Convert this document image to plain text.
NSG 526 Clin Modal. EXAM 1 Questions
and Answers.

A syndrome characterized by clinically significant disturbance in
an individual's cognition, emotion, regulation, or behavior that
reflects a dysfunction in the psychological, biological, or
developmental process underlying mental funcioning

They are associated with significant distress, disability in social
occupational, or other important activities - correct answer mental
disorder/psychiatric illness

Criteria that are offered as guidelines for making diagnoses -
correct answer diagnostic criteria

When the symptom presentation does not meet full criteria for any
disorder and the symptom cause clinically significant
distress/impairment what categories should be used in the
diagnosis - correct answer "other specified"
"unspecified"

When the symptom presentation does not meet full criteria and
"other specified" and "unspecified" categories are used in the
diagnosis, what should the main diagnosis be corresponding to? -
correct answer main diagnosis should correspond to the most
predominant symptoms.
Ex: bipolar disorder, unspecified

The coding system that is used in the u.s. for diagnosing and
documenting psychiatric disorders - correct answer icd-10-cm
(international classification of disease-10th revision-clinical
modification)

+ + + +

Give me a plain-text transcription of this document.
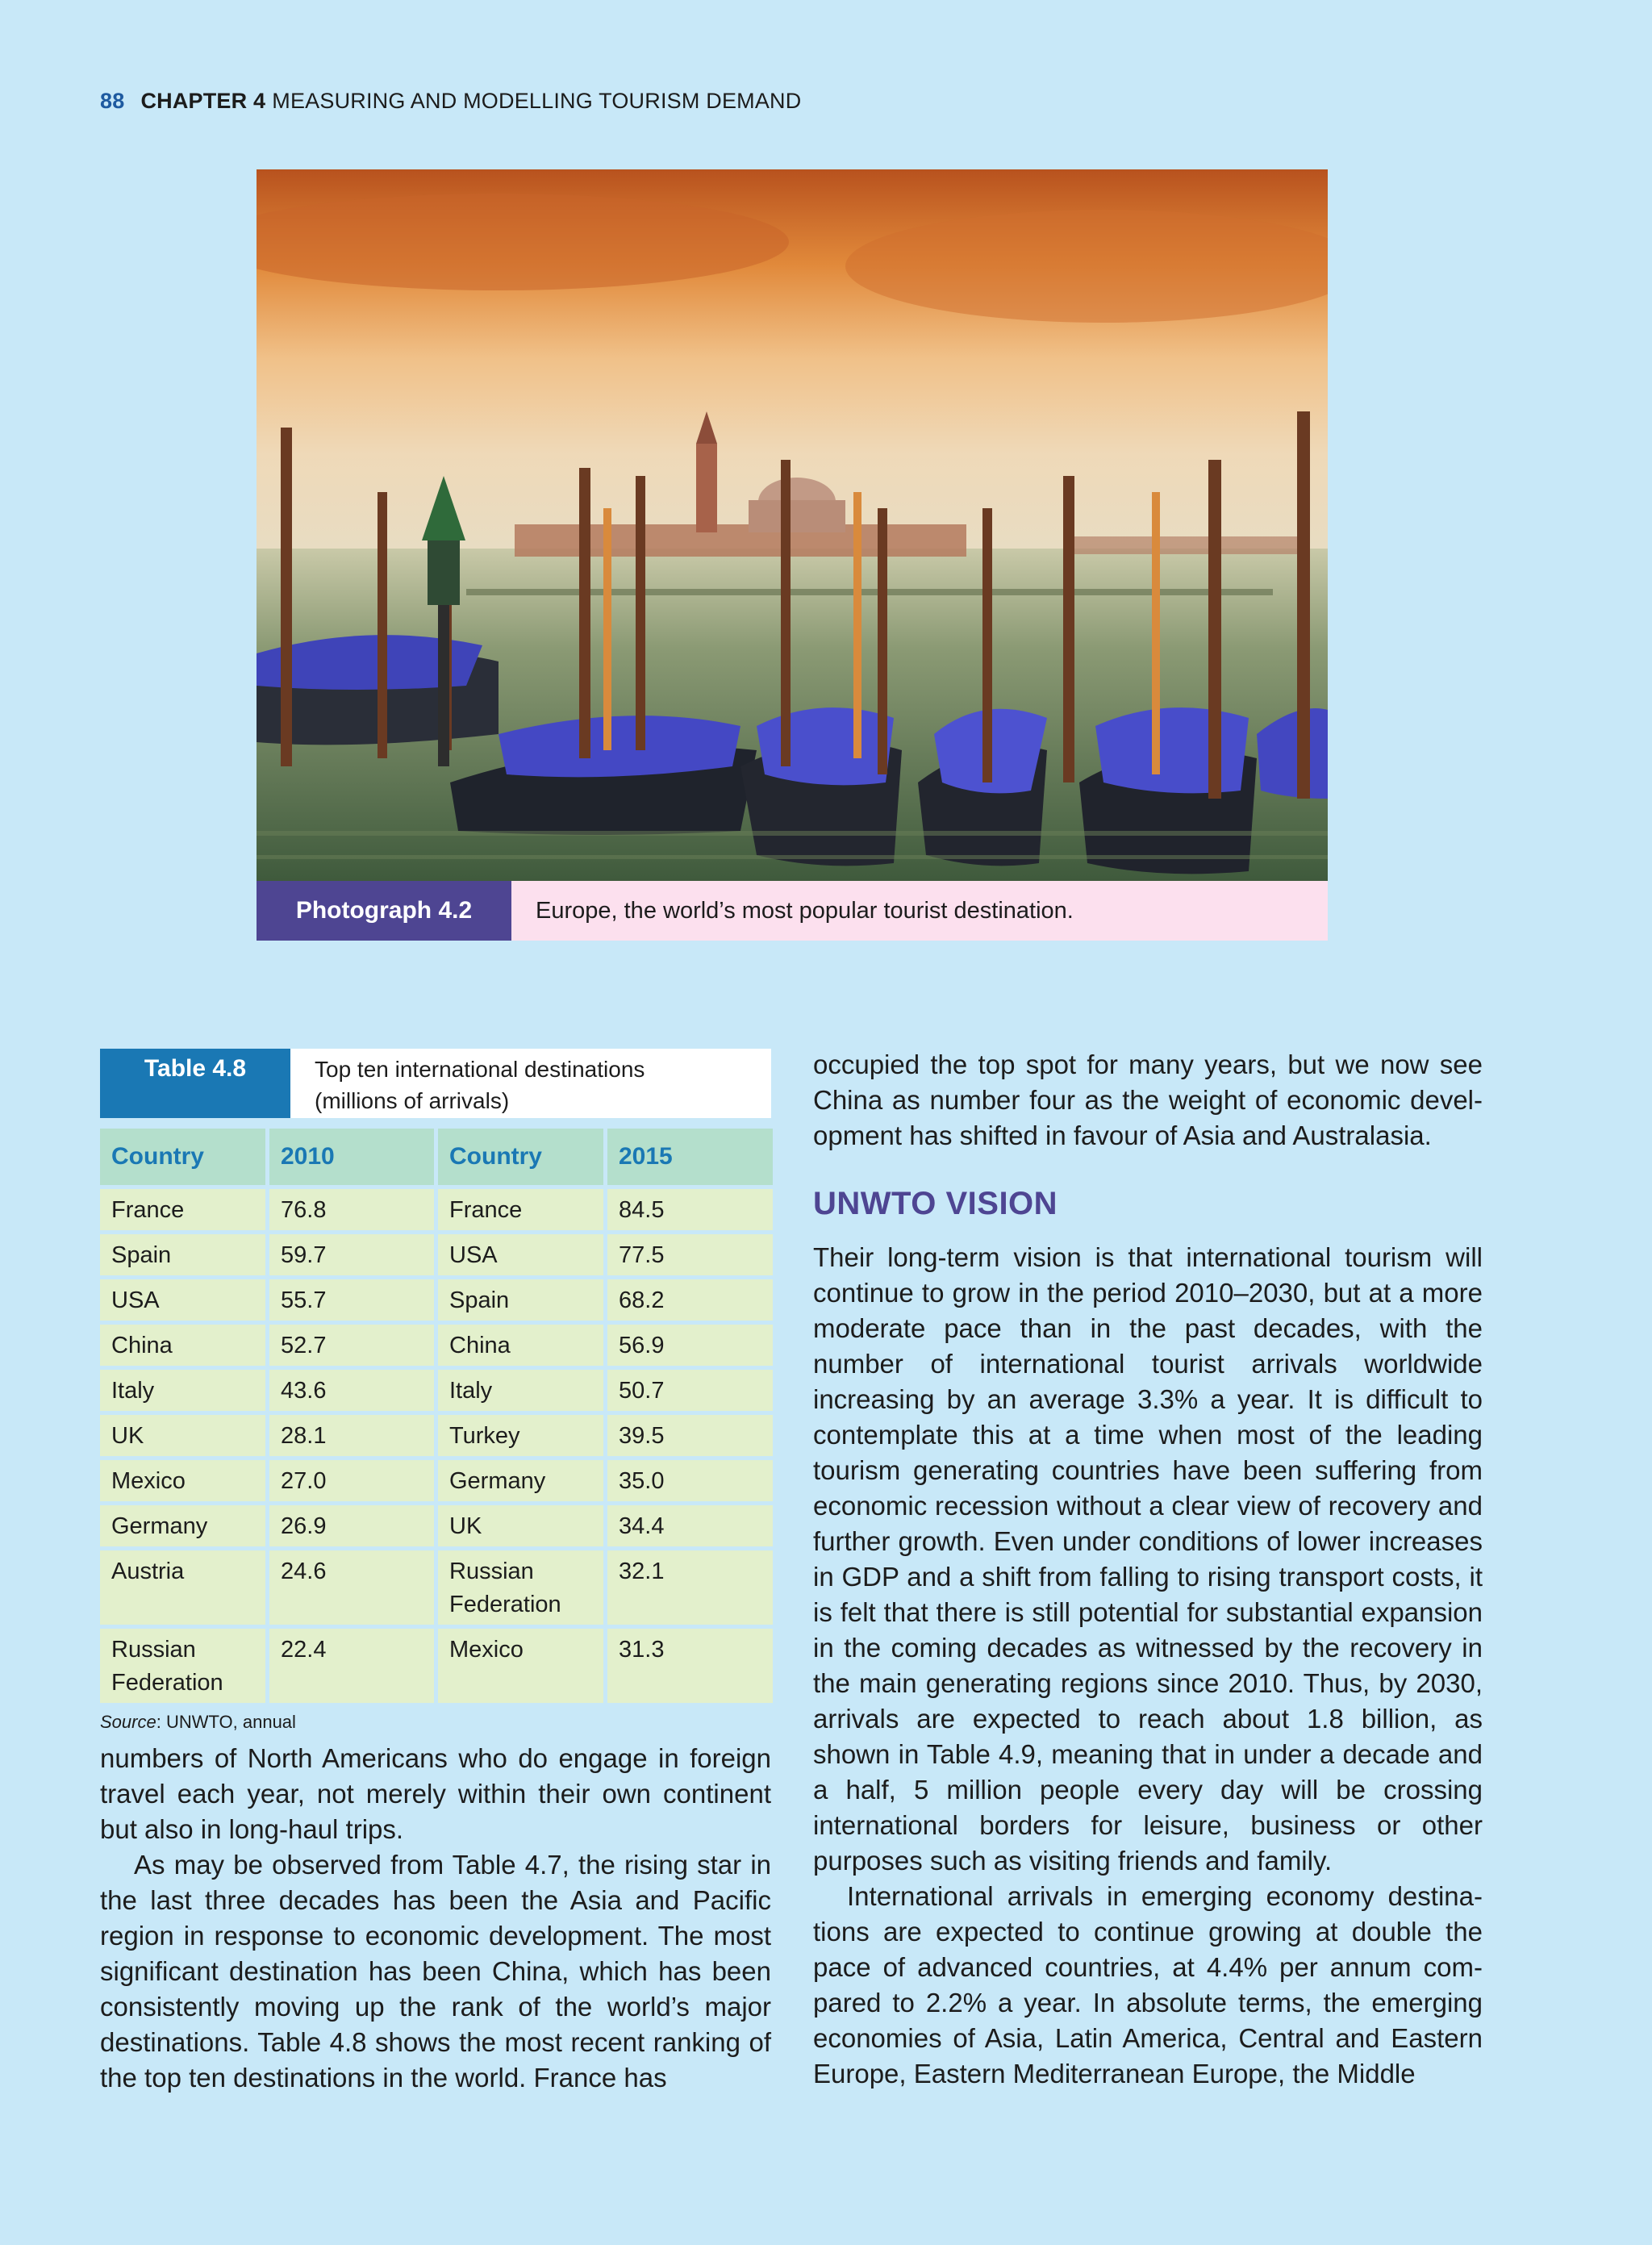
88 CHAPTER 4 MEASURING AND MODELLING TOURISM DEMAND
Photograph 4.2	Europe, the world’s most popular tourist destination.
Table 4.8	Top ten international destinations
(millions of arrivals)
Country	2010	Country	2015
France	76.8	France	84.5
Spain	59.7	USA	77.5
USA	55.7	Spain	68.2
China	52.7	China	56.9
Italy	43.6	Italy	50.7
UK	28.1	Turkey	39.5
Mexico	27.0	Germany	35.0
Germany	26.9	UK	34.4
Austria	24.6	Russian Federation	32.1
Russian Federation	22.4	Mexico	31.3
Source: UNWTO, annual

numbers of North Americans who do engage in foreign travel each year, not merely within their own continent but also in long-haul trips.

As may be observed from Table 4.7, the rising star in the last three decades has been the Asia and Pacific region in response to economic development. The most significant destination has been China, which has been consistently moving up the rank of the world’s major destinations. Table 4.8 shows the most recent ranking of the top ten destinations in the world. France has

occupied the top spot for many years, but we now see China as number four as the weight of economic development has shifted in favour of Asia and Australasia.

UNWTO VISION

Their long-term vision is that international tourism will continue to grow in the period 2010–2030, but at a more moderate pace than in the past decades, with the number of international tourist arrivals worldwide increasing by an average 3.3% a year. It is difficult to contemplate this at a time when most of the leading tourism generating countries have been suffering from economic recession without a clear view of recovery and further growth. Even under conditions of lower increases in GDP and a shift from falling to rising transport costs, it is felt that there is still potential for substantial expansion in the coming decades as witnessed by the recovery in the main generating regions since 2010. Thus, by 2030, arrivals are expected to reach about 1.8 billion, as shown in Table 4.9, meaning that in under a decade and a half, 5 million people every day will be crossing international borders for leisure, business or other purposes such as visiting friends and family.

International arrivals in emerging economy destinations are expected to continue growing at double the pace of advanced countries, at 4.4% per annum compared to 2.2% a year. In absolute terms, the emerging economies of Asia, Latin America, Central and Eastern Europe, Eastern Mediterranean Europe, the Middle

+ + + +

List all lines in the material containing the string "full".

When the symptom presentation does not meet full criteria for any
When the symptom presentation does not meet full criteria and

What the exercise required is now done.